start The data

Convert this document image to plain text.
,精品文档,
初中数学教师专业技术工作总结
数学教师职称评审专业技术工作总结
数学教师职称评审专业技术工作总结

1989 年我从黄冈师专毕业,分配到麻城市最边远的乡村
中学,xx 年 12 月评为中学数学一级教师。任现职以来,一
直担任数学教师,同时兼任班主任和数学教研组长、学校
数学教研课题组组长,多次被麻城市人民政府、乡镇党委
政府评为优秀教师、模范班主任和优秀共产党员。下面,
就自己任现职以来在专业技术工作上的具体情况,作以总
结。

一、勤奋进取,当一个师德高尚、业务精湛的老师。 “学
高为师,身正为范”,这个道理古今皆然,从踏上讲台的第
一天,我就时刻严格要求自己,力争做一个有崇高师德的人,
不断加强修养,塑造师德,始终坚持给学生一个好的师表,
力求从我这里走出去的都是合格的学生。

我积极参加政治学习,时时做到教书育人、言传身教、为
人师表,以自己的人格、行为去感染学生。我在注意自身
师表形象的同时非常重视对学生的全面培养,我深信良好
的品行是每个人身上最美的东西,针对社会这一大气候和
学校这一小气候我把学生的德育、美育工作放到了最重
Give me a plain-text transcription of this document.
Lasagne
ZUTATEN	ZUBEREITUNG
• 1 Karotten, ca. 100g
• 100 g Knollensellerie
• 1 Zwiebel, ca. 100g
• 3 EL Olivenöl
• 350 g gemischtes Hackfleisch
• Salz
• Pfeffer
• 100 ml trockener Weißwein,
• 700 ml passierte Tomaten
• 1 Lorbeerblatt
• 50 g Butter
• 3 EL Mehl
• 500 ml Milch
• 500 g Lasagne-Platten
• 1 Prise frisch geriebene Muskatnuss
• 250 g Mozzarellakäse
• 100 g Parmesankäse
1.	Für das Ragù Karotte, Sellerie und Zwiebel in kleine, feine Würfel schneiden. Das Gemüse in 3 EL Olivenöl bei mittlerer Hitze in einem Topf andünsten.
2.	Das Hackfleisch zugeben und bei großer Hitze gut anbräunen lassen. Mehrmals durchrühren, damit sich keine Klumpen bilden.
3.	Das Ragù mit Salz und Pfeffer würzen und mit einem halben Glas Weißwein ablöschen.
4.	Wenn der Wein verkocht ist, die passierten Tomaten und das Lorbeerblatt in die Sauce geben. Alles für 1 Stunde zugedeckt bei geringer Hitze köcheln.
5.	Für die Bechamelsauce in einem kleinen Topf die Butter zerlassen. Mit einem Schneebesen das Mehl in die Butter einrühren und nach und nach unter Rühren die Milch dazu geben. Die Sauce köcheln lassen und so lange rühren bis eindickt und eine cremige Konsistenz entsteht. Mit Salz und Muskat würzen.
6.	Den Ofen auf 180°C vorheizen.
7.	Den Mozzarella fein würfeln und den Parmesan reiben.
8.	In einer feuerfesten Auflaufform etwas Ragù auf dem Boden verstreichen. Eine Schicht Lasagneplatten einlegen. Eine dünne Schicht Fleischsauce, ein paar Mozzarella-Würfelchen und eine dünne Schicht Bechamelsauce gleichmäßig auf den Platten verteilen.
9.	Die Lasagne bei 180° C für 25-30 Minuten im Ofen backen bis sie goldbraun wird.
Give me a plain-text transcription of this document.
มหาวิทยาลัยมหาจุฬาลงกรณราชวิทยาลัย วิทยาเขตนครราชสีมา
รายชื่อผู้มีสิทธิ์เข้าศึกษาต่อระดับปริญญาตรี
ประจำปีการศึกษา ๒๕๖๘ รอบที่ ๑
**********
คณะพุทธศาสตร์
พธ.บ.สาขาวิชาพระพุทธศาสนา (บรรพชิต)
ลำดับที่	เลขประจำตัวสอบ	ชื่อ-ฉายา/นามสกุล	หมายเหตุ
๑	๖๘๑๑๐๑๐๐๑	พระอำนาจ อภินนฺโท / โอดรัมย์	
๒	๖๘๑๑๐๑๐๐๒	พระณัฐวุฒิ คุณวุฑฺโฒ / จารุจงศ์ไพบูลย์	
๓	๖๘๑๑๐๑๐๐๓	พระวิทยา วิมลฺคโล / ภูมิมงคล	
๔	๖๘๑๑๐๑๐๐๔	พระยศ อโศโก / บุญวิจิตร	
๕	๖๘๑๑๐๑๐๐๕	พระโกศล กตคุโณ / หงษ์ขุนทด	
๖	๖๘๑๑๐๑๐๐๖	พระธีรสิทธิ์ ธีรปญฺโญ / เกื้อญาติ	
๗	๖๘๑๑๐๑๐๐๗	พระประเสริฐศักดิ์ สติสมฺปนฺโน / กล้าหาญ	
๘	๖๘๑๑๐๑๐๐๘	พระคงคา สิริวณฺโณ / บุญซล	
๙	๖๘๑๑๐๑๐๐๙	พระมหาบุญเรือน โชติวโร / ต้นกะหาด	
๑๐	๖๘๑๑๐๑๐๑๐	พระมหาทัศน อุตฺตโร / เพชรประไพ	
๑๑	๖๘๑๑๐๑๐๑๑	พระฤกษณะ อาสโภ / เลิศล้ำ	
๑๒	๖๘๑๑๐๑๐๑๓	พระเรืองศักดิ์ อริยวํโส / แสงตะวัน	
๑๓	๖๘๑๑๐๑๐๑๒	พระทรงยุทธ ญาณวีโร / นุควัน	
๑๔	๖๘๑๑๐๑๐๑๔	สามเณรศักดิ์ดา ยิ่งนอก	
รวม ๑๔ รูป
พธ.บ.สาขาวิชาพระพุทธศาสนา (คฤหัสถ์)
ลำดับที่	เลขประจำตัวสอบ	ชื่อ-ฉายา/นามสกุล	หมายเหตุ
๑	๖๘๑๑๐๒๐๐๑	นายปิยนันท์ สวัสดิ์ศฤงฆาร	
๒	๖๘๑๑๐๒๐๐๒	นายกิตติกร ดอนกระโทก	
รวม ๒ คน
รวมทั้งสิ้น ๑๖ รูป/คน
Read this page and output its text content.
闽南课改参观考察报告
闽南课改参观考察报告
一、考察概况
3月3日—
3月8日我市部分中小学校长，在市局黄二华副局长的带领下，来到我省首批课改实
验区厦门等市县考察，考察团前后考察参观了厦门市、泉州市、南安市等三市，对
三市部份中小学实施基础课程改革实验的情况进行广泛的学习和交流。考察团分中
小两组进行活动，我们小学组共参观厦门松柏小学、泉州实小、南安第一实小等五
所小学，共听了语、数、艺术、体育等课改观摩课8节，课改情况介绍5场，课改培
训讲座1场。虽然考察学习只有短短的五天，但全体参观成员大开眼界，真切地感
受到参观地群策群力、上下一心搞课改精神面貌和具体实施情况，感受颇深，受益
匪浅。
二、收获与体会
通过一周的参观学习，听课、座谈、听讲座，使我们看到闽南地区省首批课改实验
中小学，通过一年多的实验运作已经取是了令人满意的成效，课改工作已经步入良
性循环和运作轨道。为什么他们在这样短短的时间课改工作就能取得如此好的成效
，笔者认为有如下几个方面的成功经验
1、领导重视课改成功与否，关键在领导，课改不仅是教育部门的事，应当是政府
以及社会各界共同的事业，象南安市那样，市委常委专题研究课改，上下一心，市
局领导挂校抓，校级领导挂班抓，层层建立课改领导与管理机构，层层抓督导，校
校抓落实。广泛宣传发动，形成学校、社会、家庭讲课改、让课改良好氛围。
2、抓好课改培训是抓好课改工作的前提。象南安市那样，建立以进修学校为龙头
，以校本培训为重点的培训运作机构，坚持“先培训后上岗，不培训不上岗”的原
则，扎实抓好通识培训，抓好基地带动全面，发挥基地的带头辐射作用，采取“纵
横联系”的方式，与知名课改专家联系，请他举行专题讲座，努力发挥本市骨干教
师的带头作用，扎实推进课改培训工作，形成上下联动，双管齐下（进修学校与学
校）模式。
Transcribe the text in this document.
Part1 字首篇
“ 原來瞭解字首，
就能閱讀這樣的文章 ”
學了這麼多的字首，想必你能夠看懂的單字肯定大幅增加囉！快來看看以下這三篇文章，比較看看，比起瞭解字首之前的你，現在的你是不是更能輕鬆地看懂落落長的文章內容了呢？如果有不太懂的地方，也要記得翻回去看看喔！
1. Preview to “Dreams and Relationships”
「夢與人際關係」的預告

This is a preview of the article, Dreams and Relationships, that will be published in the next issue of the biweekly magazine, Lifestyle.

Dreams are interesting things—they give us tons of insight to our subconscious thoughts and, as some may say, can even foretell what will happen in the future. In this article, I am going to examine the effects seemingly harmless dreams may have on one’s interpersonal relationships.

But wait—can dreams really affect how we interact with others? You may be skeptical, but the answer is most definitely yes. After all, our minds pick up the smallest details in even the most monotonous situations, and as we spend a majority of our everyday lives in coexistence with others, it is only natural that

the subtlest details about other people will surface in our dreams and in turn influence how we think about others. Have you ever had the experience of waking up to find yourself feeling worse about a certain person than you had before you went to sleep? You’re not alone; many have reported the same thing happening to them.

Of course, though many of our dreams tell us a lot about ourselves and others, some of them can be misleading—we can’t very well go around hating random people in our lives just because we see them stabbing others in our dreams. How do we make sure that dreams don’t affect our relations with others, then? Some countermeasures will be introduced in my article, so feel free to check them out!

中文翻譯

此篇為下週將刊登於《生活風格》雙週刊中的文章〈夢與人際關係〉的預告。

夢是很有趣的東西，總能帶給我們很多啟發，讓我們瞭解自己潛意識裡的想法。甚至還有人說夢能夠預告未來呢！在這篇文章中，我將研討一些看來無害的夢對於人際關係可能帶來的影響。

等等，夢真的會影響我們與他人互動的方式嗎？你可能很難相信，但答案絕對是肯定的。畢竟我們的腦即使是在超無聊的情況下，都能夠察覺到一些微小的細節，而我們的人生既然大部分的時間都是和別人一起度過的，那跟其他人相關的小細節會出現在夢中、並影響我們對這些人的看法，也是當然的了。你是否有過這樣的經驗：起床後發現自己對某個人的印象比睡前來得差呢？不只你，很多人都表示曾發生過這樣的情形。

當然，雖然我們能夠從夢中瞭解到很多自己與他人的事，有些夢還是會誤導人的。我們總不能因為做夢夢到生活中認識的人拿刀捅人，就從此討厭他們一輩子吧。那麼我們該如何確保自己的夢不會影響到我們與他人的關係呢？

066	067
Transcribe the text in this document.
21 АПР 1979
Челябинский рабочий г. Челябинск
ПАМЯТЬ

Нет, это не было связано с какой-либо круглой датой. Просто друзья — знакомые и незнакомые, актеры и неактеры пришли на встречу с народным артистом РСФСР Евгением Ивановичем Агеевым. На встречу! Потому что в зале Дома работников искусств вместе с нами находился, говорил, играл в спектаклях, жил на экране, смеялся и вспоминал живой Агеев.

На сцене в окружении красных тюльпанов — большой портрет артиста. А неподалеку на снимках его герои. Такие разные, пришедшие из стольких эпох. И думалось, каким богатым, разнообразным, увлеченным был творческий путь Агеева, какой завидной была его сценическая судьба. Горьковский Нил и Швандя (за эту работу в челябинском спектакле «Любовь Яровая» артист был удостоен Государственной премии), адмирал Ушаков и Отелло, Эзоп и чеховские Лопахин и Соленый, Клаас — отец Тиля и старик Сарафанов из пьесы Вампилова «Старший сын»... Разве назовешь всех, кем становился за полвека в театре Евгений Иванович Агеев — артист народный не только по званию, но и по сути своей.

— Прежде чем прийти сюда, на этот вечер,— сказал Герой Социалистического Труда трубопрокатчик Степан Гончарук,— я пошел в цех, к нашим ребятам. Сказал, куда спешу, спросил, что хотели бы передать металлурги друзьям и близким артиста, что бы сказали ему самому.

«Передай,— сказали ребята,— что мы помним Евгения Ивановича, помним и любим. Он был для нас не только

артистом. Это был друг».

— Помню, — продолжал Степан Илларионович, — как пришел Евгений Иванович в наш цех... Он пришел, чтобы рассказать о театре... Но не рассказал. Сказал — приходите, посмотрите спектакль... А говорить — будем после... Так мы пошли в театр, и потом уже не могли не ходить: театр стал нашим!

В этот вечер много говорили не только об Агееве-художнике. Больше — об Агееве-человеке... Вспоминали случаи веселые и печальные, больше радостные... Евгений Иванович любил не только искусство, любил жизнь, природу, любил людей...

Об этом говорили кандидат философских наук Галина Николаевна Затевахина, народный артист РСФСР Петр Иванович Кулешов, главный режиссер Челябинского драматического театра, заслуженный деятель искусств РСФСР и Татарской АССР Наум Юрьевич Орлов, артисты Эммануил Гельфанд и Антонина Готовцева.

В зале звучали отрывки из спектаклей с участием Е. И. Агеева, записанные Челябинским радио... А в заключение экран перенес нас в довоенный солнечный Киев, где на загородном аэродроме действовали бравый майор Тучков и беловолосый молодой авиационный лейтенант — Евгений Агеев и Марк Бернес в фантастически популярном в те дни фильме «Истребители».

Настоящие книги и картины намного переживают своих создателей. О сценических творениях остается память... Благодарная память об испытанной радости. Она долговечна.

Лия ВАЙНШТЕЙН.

end The data

Copy out every line in the entries above that holds "สาขาว".

พธ.บ.สาขาวิชาพระพุทธศาสนา (บรรพชิต)
พธ.บ.สาขาวิชาพระพุทธศาสนา (คฤหัสถ์)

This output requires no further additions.